**WHAT NEEDS TO BE DONE**.
List each line holding the string "CRYPTOCAP".

>> Start DATA RECORDS

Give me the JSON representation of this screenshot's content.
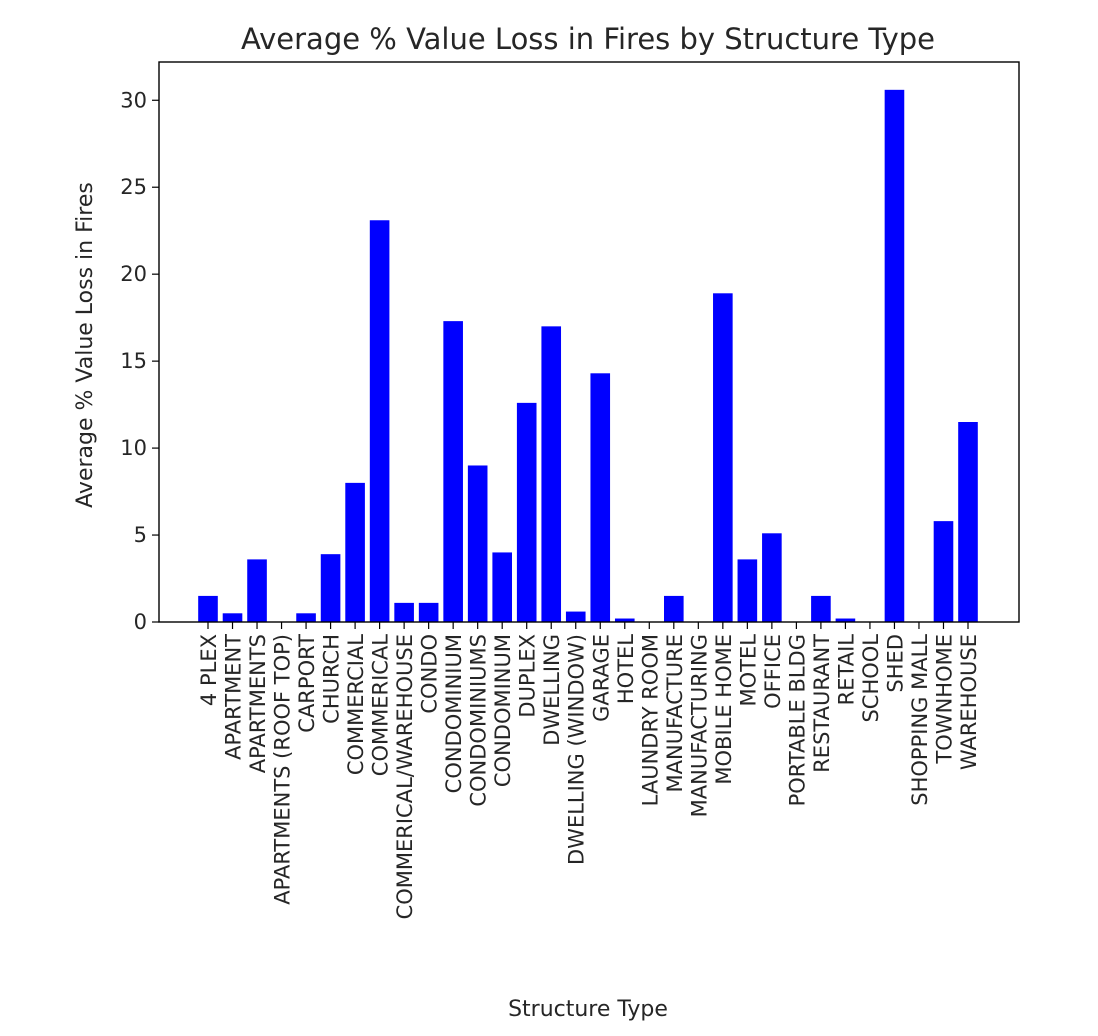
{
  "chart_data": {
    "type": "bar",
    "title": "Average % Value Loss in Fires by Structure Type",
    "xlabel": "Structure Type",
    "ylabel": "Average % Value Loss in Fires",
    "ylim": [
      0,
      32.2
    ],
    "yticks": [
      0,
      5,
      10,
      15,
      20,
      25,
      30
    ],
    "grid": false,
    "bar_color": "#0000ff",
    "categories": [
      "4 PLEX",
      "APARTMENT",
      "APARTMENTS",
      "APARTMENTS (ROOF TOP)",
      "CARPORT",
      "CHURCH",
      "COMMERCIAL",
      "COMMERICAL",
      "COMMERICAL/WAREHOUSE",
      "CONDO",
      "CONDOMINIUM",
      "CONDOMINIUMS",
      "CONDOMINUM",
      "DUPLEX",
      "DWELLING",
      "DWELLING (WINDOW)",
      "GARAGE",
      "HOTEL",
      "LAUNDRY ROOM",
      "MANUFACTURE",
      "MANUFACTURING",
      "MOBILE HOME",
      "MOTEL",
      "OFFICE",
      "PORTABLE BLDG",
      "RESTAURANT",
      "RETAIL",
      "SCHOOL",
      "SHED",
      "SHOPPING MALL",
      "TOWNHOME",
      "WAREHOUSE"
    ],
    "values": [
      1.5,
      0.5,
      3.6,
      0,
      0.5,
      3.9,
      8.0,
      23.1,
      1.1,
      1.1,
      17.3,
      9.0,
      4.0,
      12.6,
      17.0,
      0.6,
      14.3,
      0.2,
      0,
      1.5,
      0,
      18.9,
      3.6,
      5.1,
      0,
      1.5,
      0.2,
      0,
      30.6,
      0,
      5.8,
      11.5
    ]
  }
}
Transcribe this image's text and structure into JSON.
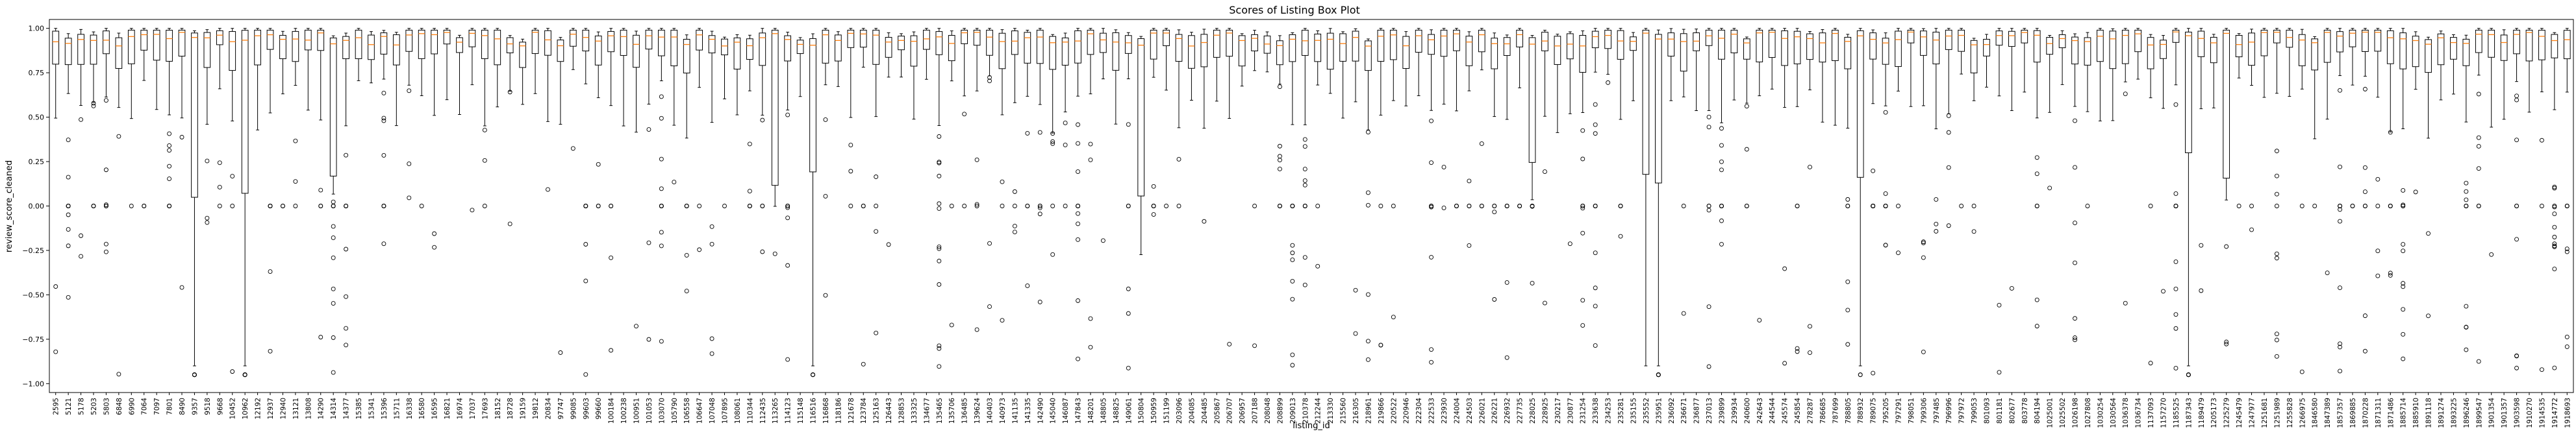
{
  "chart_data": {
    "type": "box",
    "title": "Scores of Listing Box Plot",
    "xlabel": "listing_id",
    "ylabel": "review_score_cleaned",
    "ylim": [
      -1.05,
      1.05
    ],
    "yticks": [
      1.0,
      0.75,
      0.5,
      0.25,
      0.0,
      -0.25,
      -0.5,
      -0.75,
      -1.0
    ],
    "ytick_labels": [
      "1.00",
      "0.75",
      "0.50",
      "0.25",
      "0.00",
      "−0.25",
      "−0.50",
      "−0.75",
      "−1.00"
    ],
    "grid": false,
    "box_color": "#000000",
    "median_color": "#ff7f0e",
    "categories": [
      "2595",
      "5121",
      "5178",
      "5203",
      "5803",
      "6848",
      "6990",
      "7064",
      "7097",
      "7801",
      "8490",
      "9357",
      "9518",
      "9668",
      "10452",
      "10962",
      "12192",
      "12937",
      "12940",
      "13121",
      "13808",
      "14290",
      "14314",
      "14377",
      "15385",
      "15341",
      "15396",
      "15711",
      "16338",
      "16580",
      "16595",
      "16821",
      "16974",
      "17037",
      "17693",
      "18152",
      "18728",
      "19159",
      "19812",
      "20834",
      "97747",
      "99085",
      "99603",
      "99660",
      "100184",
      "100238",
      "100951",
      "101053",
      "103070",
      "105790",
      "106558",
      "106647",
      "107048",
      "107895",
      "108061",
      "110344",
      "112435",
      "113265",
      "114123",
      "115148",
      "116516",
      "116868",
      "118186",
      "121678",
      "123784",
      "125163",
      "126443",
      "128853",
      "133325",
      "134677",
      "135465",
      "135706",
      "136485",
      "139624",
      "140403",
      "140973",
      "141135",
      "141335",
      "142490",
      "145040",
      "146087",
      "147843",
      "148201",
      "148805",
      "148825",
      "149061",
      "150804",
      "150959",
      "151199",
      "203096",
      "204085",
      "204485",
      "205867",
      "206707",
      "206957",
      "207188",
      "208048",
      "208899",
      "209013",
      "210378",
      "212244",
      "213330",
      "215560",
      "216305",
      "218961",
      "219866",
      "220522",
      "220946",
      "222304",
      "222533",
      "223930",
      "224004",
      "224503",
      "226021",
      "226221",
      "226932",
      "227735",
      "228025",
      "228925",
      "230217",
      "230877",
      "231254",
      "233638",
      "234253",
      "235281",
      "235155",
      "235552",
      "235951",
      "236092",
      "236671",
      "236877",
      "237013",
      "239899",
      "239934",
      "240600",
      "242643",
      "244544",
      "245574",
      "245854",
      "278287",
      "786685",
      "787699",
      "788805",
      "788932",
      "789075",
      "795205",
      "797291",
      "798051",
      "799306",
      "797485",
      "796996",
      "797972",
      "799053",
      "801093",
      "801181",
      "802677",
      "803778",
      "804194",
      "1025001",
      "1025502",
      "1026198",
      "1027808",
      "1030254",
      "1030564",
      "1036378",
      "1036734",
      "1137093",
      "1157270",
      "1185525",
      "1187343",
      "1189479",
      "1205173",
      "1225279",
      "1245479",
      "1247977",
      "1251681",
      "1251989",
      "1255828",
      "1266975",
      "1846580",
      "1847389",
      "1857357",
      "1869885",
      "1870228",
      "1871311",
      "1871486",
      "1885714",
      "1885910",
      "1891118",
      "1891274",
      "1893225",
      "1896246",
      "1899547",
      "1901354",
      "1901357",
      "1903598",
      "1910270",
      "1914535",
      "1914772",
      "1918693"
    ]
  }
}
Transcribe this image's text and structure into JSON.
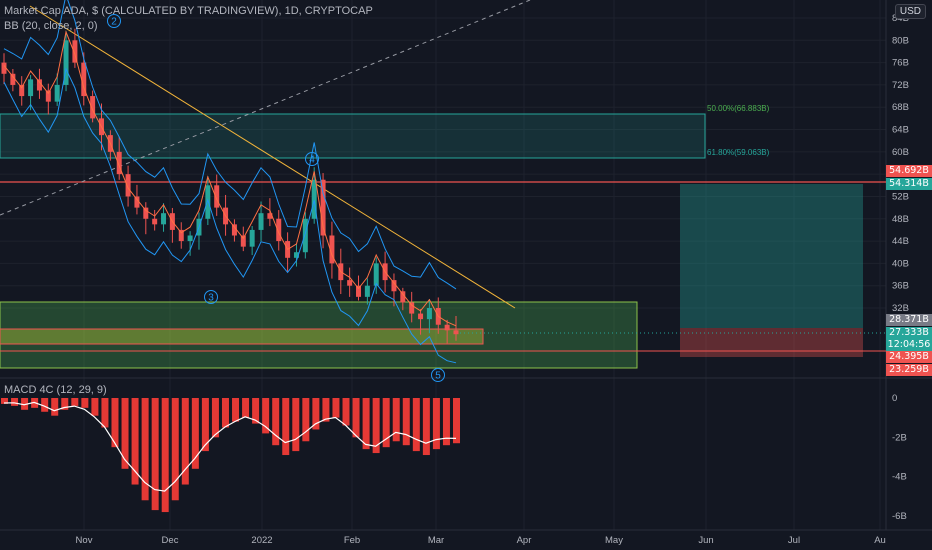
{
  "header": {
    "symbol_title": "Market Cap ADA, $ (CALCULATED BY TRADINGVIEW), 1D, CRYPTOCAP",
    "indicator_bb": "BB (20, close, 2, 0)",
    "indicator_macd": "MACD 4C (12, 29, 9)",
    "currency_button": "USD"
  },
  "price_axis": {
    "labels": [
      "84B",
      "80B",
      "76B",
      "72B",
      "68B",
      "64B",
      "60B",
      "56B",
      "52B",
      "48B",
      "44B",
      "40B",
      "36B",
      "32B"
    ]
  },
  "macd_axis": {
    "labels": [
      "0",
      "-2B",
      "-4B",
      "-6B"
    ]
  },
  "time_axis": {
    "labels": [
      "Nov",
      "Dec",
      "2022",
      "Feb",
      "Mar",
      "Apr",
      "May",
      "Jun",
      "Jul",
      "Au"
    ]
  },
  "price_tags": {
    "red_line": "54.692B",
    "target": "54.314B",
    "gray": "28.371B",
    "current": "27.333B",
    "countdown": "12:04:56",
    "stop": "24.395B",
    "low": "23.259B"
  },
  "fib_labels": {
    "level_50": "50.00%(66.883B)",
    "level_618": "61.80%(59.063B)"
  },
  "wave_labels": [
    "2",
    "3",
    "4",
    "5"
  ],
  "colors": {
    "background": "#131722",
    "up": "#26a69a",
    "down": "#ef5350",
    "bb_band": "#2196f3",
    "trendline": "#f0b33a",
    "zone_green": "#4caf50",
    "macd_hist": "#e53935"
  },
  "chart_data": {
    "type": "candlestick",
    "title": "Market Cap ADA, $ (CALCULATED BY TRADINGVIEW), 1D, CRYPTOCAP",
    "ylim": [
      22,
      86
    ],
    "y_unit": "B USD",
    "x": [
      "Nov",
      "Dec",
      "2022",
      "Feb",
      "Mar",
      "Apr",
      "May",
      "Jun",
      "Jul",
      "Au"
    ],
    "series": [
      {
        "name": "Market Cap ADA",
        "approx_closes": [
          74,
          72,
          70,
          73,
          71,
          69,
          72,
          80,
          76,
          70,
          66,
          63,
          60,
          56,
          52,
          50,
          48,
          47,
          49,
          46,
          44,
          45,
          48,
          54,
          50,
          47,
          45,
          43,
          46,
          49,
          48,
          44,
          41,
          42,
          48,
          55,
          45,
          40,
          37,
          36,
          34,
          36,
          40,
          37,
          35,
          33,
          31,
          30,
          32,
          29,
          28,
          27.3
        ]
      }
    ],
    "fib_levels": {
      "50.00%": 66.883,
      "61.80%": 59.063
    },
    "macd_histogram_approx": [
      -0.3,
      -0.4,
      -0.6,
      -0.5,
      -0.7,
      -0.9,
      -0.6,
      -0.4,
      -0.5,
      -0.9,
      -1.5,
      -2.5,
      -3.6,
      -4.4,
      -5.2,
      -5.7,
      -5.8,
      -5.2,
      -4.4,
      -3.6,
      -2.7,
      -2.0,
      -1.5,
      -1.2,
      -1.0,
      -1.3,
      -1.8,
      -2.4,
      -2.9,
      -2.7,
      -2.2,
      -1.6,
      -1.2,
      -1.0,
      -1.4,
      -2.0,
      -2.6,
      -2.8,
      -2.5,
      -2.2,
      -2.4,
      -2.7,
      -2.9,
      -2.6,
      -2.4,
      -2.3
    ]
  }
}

>> End DATA RECORDS

**RIGHT ANSWER**.
    "symbol_title": "Market Cap ADA, $ (CALCULATED BY TRADINGVIEW), 1D, CRYPTOCAP",
    "title": "Market Cap ADA, $ (CALCULATED BY TRADINGVIEW), 1D, CRYPTOCAP",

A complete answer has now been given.